- **Task description**: Everything from the line containing "Extract the structured" through the last line of the records below should be printed exactly, please, and nothing else.

- **Records shown**:

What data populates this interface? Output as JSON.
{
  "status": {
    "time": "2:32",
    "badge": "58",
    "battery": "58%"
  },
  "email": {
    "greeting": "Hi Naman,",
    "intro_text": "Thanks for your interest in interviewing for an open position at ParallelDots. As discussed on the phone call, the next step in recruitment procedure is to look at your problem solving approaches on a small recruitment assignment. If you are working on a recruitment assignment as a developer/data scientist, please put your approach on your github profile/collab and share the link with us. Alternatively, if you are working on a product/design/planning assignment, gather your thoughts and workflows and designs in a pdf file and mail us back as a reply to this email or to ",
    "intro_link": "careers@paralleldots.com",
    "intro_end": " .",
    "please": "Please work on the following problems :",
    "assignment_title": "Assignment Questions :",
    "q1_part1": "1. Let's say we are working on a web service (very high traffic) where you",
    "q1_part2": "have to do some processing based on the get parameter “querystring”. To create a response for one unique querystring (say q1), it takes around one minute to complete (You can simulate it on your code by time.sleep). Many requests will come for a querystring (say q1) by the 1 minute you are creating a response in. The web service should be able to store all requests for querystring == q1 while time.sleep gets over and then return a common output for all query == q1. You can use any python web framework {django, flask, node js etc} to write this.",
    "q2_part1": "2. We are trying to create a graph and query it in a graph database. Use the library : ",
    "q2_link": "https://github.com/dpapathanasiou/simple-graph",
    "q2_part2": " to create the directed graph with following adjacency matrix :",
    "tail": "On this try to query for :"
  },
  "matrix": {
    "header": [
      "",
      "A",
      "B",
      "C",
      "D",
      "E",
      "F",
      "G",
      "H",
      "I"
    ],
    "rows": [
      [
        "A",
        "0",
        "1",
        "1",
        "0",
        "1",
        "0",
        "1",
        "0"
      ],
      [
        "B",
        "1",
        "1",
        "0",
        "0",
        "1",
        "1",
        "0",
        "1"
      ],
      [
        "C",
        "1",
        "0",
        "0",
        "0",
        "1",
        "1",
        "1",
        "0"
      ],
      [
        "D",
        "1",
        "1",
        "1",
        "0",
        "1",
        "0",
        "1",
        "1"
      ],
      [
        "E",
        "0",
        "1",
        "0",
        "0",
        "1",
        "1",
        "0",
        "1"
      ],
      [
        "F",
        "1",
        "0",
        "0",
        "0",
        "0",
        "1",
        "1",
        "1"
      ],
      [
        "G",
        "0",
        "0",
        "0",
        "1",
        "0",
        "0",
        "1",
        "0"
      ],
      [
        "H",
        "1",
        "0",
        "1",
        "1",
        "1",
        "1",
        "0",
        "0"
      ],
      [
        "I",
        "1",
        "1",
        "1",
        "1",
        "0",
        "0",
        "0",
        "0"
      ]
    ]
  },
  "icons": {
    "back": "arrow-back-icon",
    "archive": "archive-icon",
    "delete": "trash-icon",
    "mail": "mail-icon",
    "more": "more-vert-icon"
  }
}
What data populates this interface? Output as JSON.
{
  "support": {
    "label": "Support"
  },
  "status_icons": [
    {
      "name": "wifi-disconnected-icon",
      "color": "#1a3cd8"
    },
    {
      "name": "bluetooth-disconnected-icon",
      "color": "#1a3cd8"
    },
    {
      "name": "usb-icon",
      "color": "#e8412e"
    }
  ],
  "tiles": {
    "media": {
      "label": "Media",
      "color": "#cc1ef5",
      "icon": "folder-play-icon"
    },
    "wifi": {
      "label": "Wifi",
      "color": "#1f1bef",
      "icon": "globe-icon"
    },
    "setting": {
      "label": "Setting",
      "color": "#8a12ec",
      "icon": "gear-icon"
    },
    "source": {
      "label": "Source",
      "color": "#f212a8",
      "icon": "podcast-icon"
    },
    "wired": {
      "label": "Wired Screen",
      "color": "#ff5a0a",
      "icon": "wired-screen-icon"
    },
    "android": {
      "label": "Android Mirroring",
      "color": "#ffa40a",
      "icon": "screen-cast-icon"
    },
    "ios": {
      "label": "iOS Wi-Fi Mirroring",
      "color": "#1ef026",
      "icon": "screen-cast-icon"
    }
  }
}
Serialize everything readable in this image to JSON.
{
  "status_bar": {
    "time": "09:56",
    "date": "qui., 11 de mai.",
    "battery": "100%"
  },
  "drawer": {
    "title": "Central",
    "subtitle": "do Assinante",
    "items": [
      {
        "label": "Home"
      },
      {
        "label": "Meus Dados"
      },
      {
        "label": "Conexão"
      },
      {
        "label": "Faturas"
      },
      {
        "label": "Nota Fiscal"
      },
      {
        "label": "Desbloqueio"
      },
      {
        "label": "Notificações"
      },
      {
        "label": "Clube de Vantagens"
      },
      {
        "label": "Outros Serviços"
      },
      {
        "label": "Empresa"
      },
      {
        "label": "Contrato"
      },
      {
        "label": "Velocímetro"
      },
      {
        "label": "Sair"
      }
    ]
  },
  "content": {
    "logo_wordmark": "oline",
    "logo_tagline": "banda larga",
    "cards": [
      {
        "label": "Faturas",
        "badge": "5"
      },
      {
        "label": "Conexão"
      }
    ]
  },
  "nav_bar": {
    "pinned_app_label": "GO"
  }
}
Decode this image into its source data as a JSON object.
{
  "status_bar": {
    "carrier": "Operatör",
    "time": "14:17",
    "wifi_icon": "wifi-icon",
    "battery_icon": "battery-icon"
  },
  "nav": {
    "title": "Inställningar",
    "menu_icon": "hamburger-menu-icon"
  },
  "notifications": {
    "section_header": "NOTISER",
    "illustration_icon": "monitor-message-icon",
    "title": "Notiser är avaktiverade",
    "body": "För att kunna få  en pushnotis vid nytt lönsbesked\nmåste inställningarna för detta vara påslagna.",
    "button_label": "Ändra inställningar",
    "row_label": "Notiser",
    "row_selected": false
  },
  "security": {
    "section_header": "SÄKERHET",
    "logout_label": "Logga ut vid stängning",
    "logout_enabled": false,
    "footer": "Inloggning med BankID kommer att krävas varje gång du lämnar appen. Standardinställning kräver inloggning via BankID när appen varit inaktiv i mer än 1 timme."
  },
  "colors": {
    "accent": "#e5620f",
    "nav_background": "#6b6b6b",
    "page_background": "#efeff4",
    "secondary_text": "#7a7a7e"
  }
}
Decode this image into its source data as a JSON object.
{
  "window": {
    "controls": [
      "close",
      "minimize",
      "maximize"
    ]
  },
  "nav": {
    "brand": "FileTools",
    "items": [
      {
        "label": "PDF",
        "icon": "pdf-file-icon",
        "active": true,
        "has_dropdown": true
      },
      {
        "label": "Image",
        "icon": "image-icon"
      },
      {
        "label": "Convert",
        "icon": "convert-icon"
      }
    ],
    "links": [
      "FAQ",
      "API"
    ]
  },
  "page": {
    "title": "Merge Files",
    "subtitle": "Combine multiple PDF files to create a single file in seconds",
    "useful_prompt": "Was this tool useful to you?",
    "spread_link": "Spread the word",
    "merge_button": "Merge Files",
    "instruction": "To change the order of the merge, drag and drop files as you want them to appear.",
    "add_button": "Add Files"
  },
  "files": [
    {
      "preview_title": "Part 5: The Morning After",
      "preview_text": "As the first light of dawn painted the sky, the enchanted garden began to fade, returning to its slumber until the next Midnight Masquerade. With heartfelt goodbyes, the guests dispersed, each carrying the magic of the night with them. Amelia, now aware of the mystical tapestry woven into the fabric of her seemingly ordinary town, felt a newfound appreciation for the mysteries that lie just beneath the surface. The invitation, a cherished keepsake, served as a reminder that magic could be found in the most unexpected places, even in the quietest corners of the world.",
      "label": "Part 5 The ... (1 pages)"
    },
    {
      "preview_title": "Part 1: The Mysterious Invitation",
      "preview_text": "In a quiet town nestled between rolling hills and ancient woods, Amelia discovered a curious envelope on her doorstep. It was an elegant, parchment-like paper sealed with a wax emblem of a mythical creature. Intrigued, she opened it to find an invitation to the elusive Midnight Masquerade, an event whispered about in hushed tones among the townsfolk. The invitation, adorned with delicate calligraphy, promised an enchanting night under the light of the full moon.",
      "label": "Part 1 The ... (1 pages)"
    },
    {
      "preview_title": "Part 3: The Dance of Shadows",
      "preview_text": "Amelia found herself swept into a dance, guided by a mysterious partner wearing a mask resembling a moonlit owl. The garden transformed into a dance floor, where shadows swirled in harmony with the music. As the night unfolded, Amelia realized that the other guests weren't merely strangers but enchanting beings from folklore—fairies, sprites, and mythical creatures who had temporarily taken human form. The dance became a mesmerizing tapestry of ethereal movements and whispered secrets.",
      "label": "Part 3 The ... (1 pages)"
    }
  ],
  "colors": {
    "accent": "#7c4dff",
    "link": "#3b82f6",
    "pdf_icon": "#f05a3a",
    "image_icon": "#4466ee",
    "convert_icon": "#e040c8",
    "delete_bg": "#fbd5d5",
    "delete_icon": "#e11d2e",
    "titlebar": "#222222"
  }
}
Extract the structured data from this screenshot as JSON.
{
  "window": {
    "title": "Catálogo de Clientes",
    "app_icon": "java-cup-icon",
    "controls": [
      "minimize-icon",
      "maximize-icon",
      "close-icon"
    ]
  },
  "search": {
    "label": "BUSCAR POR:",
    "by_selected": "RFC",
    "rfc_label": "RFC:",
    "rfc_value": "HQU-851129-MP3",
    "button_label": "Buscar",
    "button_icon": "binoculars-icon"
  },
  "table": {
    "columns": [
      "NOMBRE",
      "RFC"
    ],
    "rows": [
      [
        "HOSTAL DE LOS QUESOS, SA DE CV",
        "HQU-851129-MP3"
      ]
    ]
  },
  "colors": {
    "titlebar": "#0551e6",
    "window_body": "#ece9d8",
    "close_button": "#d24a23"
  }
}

- **Response**:
Extract the structured data from this screenshot as JSON.
{
  "window": {
    "title": "Catálogo de Clientes",
    "app_icon": "java-cup-icon",
    "controls": [
      "minimize-icon",
      "maximize-icon",
      "close-icon"
    ]
  },
  "search": {
    "label": "BUSCAR POR:",
    "by_selected": "RFC",
    "rfc_label": "RFC:",
    "rfc_value": "HQU-851129-MP3",
    "button_label": "Buscar",
    "button_icon": "binoculars-icon"
  },
  "table": {
    "columns": [
      "NOMBRE",
      "RFC"
    ],
    "rows": [
      [
        "HOSTAL DE LOS QUESOS, SA DE CV",
        "HQU-851129-MP3"
      ]
    ]
  },
  "colors": {
    "titlebar": "#0551e6",
    "window_body": "#ece9d8",
    "close_button": "#d24a23"
  }
}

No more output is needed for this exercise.